**AIM OF THE EXERCISE:** Copy each line of the entries that contains the word "your".

Stored entries
○ ○ ○

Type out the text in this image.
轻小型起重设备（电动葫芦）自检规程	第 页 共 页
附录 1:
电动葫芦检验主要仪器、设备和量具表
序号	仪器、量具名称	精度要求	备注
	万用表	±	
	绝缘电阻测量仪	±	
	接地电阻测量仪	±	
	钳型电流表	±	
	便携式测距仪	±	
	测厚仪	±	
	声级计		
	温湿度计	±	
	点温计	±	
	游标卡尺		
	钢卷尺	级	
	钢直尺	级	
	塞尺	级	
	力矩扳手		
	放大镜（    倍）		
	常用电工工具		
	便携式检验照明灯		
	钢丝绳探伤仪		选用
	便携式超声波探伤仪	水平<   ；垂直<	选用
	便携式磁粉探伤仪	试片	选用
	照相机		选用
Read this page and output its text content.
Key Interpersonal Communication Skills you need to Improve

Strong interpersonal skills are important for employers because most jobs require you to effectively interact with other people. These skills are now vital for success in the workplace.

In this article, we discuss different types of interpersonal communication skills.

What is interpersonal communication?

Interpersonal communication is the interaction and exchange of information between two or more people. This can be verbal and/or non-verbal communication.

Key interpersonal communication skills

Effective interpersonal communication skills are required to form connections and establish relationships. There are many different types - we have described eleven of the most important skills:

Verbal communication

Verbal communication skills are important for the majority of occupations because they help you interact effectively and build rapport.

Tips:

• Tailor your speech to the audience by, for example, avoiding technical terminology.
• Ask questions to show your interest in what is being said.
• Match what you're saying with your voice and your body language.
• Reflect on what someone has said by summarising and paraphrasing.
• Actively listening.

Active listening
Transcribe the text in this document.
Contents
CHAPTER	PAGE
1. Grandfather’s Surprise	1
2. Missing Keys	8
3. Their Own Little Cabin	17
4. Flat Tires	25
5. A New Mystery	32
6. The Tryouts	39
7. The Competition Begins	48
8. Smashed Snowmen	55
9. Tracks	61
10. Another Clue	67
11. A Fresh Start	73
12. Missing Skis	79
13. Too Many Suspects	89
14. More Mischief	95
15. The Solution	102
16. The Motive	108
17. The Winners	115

○ ○ ○

**PROBLEM SOLUTION:**
• Tailor your speech to the audience by, for example, avoiding technical terminology.
• Ask questions to show your interest in what is being said.
• Match what you're saying with your voice and your body language.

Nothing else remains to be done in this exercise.